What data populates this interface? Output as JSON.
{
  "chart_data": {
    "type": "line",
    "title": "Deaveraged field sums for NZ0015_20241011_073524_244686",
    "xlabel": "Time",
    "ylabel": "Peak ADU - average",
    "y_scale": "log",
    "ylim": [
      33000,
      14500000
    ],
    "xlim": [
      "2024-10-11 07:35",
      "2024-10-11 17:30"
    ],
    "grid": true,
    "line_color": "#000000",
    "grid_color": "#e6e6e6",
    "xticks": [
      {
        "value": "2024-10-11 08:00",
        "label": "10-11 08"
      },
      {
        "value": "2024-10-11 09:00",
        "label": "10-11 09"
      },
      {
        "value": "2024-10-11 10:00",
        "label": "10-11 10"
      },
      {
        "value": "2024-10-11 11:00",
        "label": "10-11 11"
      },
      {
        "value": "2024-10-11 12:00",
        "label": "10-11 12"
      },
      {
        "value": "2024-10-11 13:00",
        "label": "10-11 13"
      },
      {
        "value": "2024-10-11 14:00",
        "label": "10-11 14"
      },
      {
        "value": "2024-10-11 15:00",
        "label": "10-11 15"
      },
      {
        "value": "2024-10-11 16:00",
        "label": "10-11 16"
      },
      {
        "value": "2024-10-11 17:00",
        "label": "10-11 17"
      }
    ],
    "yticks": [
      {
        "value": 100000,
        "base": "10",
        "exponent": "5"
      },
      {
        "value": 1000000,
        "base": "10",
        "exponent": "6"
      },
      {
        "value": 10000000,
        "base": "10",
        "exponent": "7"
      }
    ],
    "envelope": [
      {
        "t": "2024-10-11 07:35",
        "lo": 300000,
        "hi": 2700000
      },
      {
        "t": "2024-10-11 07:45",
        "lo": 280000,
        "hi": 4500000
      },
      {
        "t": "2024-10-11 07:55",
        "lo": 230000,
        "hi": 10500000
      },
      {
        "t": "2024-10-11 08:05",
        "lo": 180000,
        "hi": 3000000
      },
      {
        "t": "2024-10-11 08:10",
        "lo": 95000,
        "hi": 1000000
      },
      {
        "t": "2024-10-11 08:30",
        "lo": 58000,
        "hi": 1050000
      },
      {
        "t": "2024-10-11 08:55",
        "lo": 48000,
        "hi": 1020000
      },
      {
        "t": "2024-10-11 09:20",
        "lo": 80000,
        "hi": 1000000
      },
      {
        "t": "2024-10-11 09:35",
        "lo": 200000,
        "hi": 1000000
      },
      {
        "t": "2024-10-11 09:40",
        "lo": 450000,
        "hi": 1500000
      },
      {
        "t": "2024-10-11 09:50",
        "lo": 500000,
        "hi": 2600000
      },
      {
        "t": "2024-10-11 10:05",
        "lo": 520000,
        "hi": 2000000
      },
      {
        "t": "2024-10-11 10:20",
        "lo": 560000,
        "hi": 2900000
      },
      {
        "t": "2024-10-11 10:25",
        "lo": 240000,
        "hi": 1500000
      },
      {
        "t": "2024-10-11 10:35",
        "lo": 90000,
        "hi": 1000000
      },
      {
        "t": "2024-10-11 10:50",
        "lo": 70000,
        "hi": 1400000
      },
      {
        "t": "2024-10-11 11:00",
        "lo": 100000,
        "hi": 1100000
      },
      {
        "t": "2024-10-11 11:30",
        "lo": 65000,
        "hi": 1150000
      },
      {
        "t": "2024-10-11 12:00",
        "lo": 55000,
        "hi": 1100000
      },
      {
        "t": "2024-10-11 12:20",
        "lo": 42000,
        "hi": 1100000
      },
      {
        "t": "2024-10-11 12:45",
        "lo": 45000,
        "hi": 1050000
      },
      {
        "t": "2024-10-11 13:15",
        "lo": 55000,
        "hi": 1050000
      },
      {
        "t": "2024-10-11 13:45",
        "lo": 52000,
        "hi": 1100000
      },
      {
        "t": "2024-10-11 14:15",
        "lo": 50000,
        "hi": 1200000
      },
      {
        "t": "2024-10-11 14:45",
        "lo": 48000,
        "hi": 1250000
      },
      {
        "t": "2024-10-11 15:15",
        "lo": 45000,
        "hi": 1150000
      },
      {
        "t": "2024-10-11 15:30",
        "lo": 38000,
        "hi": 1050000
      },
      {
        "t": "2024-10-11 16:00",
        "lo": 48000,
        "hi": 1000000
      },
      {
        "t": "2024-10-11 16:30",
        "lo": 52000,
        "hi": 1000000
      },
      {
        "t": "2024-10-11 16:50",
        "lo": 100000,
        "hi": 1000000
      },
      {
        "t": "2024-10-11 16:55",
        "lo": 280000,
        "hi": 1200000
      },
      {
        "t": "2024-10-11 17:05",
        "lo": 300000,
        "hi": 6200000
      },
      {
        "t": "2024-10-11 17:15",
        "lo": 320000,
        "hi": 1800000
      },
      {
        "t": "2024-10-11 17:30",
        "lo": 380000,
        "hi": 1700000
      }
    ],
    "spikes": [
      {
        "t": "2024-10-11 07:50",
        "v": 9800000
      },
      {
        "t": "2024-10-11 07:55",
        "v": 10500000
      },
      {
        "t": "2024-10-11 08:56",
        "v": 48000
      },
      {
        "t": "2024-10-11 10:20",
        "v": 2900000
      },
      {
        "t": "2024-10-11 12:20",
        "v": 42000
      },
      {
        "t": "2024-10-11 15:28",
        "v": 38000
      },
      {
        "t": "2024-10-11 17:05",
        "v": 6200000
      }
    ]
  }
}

Exercise directions —
Repeat the material above in full, keeping every word.

Problem solution —
What data populates this interface? Output as JSON.
{
  "chart_data": {
    "type": "line",
    "title": "Deaveraged field sums for NZ0015_20241011_073524_244686",
    "xlabel": "Time",
    "ylabel": "Peak ADU - average",
    "y_scale": "log",
    "ylim": [
      33000,
      14500000
    ],
    "xlim": [
      "2024-10-11 07:35",
      "2024-10-11 17:30"
    ],
    "grid": true,
    "line_color": "#000000",
    "grid_color": "#e6e6e6",
    "xticks": [
      {
        "value": "2024-10-11 08:00",
        "label": "10-11 08"
      },
      {
        "value": "2024-10-11 09:00",
        "label": "10-11 09"
      },
      {
        "value": "2024-10-11 10:00",
        "label": "10-11 10"
      },
      {
        "value": "2024-10-11 11:00",
        "label": "10-11 11"
      },
      {
        "value": "2024-10-11 12:00",
        "label": "10-11 12"
      },
      {
        "value": "2024-10-11 13:00",
        "label": "10-11 13"
      },
      {
        "value": "2024-10-11 14:00",
        "label": "10-11 14"
      },
      {
        "value": "2024-10-11 15:00",
        "label": "10-11 15"
      },
      {
        "value": "2024-10-11 16:00",
        "label": "10-11 16"
      },
      {
        "value": "2024-10-11 17:00",
        "label": "10-11 17"
      }
    ],
    "yticks": [
      {
        "value": 100000,
        "base": "10",
        "exponent": "5"
      },
      {
        "value": 1000000,
        "base": "10",
        "exponent": "6"
      },
      {
        "value": 10000000,
        "base": "10",
        "exponent": "7"
      }
    ],
    "envelope": [
      {
        "t": "2024-10-11 07:35",
        "lo": 300000,
        "hi": 2700000
      },
      {
        "t": "2024-10-11 07:45",
        "lo": 280000,
        "hi": 4500000
      },
      {
        "t": "2024-10-11 07:55",
        "lo": 230000,
        "hi": 10500000
      },
      {
        "t": "2024-10-11 08:05",
        "lo": 180000,
        "hi": 3000000
      },
      {
        "t": "2024-10-11 08:10",
        "lo": 95000,
        "hi": 1000000
      },
      {
        "t": "2024-10-11 08:30",
        "lo": 58000,
        "hi": 1050000
      },
      {
        "t": "2024-10-11 08:55",
        "lo": 48000,
        "hi": 1020000
      },
      {
        "t": "2024-10-11 09:20",
        "lo": 80000,
        "hi": 1000000
      },
      {
        "t": "2024-10-11 09:35",
        "lo": 200000,
        "hi": 1000000
      },
      {
        "t": "2024-10-11 09:40",
        "lo": 450000,
        "hi": 1500000
      },
      {
        "t": "2024-10-11 09:50",
        "lo": 500000,
        "hi": 2600000
      },
      {
        "t": "2024-10-11 10:05",
        "lo": 520000,
        "hi": 2000000
      },
      {
        "t": "2024-10-11 10:20",
        "lo": 560000,
        "hi": 2900000
      },
      {
        "t": "2024-10-11 10:25",
        "lo": 240000,
        "hi": 1500000
      },
      {
        "t": "2024-10-11 10:35",
        "lo": 90000,
        "hi": 1000000
      },
      {
        "t": "2024-10-11 10:50",
        "lo": 70000,
        "hi": 1400000
      },
      {
        "t": "2024-10-11 11:00",
        "lo": 100000,
        "hi": 1100000
      },
      {
        "t": "2024-10-11 11:30",
        "lo": 65000,
        "hi": 1150000
      },
      {
        "t": "2024-10-11 12:00",
        "lo": 55000,
        "hi": 1100000
      },
      {
        "t": "2024-10-11 12:20",
        "lo": 42000,
        "hi": 1100000
      },
      {
        "t": "2024-10-11 12:45",
        "lo": 45000,
        "hi": 1050000
      },
      {
        "t": "2024-10-11 13:15",
        "lo": 55000,
        "hi": 1050000
      },
      {
        "t": "2024-10-11 13:45",
        "lo": 52000,
        "hi": 1100000
      },
      {
        "t": "2024-10-11 14:15",
        "lo": 50000,
        "hi": 1200000
      },
      {
        "t": "2024-10-11 14:45",
        "lo": 48000,
        "hi": 1250000
      },
      {
        "t": "2024-10-11 15:15",
        "lo": 45000,
        "hi": 1150000
      },
      {
        "t": "2024-10-11 15:30",
        "lo": 38000,
        "hi": 1050000
      },
      {
        "t": "2024-10-11 16:00",
        "lo": 48000,
        "hi": 1000000
      },
      {
        "t": "2024-10-11 16:30",
        "lo": 52000,
        "hi": 1000000
      },
      {
        "t": "2024-10-11 16:50",
        "lo": 100000,
        "hi": 1000000
      },
      {
        "t": "2024-10-11 16:55",
        "lo": 280000,
        "hi": 1200000
      },
      {
        "t": "2024-10-11 17:05",
        "lo": 300000,
        "hi": 6200000
      },
      {
        "t": "2024-10-11 17:15",
        "lo": 320000,
        "hi": 1800000
      },
      {
        "t": "2024-10-11 17:30",
        "lo": 380000,
        "hi": 1700000
      }
    ],
    "spikes": [
      {
        "t": "2024-10-11 07:50",
        "v": 9800000
      },
      {
        "t": "2024-10-11 07:55",
        "v": 10500000
      },
      {
        "t": "2024-10-11 08:56",
        "v": 48000
      },
      {
        "t": "2024-10-11 10:20",
        "v": 2900000
      },
      {
        "t": "2024-10-11 12:20",
        "v": 42000
      },
      {
        "t": "2024-10-11 15:28",
        "v": 38000
      },
      {
        "t": "2024-10-11 17:05",
        "v": 6200000
      }
    ]
  }
}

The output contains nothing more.